TASK OBJECTIVE. Could you transcribe the material below exactly, without leaving out a single line?

** start of MATERIAL PROVIDED **

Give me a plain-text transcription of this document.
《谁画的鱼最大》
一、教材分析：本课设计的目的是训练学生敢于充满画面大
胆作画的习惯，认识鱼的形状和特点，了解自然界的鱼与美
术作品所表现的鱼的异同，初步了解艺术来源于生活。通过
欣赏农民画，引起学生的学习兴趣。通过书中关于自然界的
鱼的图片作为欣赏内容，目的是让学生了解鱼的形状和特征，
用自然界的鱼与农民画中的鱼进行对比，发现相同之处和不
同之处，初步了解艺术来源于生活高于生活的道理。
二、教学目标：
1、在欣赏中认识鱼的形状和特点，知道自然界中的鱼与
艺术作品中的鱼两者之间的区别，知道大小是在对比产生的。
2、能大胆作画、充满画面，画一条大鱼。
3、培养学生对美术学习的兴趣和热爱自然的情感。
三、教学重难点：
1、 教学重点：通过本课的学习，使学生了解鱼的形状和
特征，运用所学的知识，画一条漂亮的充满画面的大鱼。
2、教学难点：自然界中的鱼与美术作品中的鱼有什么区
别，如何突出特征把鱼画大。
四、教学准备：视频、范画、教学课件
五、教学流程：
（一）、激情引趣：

** end of MATERIAL PROVIDED **

WRITTEN SOLUTION.
Give me a plain-text transcription of this document.
《谁画的鱼最大》
一、教材分析：本课设计的目的是训练学生敢于充满画面大
胆作画的习惯，认识鱼的形状和特点，了解自然界的鱼与美
术作品所表现的鱼的异同，初步了解艺术来源于生活。通过
欣赏农民画，引起学生的学习兴趣。通过书中关于自然界的
鱼的图片作为欣赏内容，目的是让学生了解鱼的形状和特征，
用自然界的鱼与农民画中的鱼进行对比，发现相同之处和不
同之处，初步了解艺术来源于生活高于生活的道理。
二、教学目标：
1、在欣赏中认识鱼的形状和特点，知道自然界中的鱼与
艺术作品中的鱼两者之间的区别，知道大小是在对比产生的。
2、能大胆作画、充满画面，画一条大鱼。
3、培养学生对美术学习的兴趣和热爱自然的情感。
三、教学重难点：
1、 教学重点：通过本课的学习，使学生了解鱼的形状和
特征，运用所学的知识，画一条漂亮的充满画面的大鱼。
2、教学难点：自然界中的鱼与美术作品中的鱼有什么区
别，如何突出特征把鱼画大。
四、教学准备：视频、范画、教学课件
五、教学流程：
（一）、激情引趣：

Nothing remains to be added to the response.